Exercise description: Reproduce every record exactly as it appears, but not the pictures.

Data for processing:
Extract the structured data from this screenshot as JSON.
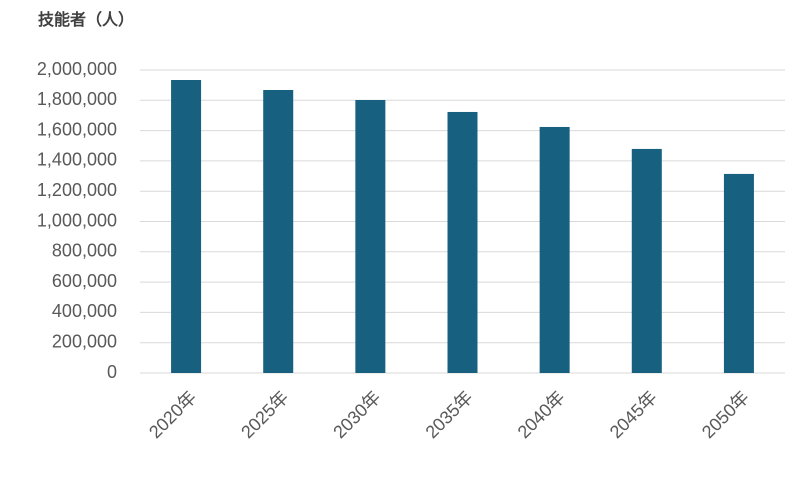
{
  "chart_data": {
    "type": "bar",
    "y_label": "技能者（人）",
    "categories": [
      "2020年",
      "2025年",
      "2030年",
      "2035年",
      "2040年",
      "2045年",
      "2050年"
    ],
    "values": [
      1934000,
      1868000,
      1802000,
      1723000,
      1624000,
      1479000,
      1314000
    ],
    "color": "#17607f",
    "ylim": [
      0,
      2000000
    ],
    "yticks": [
      0,
      {
        "value": 200000,
        "label": "200,000"
      },
      {
        "value": 400000,
        "label": "400,000"
      },
      {
        "value": 600000,
        "label": "600,000"
      },
      {
        "value": 800000,
        "label": "800,000"
      },
      {
        "value": 1000000,
        "label": "1,000,000"
      },
      {
        "value": 1200000,
        "label": "1,200,000"
      },
      {
        "value": 1400000,
        "label": "1,400,000"
      },
      {
        "value": 1600000,
        "label": "1,600,000"
      },
      {
        "value": 1800000,
        "label": "1,800,000"
      },
      {
        "value": 2000000,
        "label": "2,000,000"
      }
    ],
    "grid": true
  }
}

Response to the exercise:
Extract the structured data from this screenshot as JSON.
{
  "chart_data": {
    "type": "bar",
    "y_label": "技能者（人）",
    "categories": [
      "2020年",
      "2025年",
      "2030年",
      "2035年",
      "2040年",
      "2045年",
      "2050年"
    ],
    "values": [
      1934000,
      1868000,
      1802000,
      1723000,
      1624000,
      1479000,
      1314000
    ],
    "color": "#17607f",
    "ylim": [
      0,
      2000000
    ],
    "yticks": [
      0,
      {
        "value": 200000,
        "label": "200,000"
      },
      {
        "value": 400000,
        "label": "400,000"
      },
      {
        "value": 600000,
        "label": "600,000"
      },
      {
        "value": 800000,
        "label": "800,000"
      },
      {
        "value": 1000000,
        "label": "1,000,000"
      },
      {
        "value": 1200000,
        "label": "1,200,000"
      },
      {
        "value": 1400000,
        "label": "1,400,000"
      },
      {
        "value": 1600000,
        "label": "1,600,000"
      },
      {
        "value": 1800000,
        "label": "1,800,000"
      },
      {
        "value": 2000000,
        "label": "2,000,000"
      }
    ],
    "grid": true
  }
}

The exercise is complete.